** Start Material for this exercise **

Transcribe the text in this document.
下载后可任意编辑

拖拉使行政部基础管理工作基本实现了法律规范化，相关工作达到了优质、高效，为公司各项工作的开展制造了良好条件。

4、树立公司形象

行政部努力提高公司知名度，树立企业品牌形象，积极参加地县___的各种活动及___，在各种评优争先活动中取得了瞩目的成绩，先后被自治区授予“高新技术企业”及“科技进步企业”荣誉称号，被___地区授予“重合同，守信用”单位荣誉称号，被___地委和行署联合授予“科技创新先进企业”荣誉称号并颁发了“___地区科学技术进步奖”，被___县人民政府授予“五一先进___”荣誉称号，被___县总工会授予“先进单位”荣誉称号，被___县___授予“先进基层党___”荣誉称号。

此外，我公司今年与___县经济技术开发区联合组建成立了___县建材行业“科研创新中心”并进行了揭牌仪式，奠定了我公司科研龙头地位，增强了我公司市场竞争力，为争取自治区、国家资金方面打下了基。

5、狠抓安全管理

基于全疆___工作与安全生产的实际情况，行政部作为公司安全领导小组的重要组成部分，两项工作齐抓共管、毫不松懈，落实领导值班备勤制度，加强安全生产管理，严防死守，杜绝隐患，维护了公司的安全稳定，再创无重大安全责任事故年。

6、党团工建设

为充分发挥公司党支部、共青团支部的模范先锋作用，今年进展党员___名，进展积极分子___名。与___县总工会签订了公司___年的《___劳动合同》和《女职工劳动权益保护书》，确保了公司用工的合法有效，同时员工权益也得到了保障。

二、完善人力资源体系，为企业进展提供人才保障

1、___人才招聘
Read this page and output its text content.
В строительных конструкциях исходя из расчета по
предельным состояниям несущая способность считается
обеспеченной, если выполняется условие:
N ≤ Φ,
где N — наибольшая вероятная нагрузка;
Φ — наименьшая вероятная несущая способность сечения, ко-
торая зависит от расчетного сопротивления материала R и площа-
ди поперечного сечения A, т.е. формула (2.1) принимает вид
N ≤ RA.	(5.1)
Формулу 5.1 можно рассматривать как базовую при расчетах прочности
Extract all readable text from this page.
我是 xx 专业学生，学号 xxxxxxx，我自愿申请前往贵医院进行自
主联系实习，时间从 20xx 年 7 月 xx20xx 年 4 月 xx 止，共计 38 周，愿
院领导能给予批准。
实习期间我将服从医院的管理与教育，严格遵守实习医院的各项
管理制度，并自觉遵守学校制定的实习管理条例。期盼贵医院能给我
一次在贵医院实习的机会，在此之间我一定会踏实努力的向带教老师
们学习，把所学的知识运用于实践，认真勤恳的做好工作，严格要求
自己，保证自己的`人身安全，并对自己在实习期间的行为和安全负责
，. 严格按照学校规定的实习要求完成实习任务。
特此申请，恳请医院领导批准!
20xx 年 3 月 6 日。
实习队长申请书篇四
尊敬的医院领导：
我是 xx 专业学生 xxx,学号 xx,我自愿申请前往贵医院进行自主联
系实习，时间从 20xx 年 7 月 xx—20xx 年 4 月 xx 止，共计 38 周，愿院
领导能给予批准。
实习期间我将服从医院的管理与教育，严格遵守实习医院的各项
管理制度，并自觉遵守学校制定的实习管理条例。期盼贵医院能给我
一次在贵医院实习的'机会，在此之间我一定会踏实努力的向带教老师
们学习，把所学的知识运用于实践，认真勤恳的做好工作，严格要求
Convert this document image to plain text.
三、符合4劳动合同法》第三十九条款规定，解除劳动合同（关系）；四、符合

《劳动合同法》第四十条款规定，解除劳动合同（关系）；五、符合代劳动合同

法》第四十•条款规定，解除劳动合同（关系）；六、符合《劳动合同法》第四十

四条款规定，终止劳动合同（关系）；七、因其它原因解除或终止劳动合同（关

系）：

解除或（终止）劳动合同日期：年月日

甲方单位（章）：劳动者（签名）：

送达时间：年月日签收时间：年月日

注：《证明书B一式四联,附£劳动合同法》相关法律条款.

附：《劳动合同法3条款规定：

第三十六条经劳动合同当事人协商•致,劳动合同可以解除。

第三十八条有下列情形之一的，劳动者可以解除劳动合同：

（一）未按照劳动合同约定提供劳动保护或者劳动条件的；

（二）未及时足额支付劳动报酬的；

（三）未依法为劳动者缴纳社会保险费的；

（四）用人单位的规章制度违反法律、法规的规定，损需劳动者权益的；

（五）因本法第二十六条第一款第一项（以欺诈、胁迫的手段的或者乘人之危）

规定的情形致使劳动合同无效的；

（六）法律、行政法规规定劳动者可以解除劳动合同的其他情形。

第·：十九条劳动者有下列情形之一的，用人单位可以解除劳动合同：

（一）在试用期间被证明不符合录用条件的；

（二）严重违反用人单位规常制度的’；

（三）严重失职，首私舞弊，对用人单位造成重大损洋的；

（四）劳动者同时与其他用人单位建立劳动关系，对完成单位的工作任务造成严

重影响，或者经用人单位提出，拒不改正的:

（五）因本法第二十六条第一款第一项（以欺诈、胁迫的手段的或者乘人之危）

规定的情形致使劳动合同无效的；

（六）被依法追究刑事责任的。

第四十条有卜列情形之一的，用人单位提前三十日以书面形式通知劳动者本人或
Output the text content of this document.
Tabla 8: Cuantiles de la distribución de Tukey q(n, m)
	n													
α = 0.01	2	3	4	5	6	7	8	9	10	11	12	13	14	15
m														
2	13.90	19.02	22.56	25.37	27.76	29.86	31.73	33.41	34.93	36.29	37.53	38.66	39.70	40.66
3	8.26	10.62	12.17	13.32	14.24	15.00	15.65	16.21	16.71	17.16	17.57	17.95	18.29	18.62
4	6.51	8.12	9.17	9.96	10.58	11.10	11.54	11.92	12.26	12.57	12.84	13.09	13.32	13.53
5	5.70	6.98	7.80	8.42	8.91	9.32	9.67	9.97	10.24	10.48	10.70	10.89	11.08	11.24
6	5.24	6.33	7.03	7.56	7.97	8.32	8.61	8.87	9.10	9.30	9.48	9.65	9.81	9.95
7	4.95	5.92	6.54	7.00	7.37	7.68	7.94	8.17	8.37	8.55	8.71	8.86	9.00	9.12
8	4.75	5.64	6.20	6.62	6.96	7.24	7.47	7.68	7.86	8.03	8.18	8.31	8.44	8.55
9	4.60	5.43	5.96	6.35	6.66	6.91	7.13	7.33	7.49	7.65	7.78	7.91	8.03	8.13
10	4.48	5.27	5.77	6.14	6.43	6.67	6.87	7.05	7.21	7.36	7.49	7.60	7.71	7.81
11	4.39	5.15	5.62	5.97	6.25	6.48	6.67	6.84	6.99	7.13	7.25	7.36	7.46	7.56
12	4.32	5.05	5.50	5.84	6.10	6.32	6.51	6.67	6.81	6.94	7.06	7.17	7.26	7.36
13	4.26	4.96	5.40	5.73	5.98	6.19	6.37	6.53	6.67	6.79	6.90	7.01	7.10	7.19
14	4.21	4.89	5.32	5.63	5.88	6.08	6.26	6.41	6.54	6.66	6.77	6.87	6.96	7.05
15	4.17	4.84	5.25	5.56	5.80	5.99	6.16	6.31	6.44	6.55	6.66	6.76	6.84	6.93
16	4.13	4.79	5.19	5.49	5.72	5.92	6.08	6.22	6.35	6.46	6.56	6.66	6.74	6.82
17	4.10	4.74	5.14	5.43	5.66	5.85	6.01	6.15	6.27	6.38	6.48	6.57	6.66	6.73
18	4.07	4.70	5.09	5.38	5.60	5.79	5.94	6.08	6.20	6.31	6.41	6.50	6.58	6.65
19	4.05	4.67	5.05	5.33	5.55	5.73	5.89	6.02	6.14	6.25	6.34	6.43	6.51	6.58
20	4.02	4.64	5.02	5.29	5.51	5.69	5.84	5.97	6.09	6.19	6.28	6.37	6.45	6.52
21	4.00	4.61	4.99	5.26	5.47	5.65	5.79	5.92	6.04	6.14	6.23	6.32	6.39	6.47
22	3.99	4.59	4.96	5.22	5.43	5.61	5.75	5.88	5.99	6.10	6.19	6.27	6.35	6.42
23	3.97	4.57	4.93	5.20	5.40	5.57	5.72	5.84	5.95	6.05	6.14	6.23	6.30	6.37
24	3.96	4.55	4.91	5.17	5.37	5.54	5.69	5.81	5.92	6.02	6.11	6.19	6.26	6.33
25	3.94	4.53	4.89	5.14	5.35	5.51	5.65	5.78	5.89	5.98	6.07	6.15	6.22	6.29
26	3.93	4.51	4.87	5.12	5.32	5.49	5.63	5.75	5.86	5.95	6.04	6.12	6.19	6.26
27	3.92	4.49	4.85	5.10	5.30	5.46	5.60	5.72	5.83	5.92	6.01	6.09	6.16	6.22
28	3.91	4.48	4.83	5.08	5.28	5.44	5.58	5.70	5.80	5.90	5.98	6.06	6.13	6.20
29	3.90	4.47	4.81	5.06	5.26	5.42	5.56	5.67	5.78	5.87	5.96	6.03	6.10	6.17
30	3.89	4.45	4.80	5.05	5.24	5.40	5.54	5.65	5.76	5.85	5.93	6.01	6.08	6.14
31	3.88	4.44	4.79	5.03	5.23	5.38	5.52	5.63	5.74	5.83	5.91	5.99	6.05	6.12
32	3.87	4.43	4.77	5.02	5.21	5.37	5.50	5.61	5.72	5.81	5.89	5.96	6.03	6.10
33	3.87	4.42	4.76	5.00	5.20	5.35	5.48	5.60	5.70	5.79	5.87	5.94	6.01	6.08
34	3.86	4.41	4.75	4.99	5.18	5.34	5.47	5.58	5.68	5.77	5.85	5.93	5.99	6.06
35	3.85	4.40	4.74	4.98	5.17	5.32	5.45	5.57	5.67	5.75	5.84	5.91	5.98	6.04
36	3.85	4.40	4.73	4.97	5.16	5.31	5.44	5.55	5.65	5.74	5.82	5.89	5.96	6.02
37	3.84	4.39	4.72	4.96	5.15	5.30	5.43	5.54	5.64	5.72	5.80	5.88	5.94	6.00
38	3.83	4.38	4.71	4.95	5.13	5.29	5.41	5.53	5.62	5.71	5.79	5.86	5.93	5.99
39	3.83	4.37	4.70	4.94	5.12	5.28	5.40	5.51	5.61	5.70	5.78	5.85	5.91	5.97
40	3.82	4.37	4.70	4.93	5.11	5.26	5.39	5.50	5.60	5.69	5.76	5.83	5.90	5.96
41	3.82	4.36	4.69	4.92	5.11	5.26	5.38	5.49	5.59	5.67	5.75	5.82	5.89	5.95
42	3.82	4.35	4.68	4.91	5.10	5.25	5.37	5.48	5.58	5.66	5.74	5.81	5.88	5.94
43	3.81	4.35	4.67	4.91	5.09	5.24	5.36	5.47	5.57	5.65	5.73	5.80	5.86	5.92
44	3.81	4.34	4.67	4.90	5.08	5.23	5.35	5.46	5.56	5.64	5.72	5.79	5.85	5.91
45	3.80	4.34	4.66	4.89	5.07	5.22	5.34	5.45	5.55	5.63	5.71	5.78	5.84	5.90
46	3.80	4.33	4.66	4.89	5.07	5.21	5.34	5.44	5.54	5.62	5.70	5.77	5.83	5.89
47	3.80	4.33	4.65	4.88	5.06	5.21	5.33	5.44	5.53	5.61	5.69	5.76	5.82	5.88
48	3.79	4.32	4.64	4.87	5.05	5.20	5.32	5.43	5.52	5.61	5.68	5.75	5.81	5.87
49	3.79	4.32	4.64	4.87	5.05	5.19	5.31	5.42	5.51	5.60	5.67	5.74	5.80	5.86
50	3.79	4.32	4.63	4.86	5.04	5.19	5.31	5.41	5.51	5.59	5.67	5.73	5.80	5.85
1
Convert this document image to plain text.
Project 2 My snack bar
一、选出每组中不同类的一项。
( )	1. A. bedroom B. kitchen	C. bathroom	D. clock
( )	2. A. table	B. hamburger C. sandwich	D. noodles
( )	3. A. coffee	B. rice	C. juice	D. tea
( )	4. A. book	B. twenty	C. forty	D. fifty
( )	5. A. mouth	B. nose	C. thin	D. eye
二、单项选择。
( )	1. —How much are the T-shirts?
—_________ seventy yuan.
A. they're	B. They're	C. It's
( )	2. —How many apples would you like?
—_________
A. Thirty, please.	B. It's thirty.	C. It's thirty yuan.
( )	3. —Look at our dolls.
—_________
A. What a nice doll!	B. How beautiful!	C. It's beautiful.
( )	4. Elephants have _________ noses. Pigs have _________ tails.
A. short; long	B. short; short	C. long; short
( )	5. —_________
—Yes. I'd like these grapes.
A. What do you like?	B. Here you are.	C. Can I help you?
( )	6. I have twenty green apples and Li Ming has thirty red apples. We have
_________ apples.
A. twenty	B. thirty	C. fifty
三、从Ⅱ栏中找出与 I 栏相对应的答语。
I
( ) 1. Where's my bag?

** End Material for this exercise **

§ The exercise
Find each line in the records holding the string "have" and show it.

§ Response to the exercise
( )	4. Elephants have _________ noses. Pigs have _________ tails.
( )	6. I have twenty green apples and Li Ming has thirty red apples. We have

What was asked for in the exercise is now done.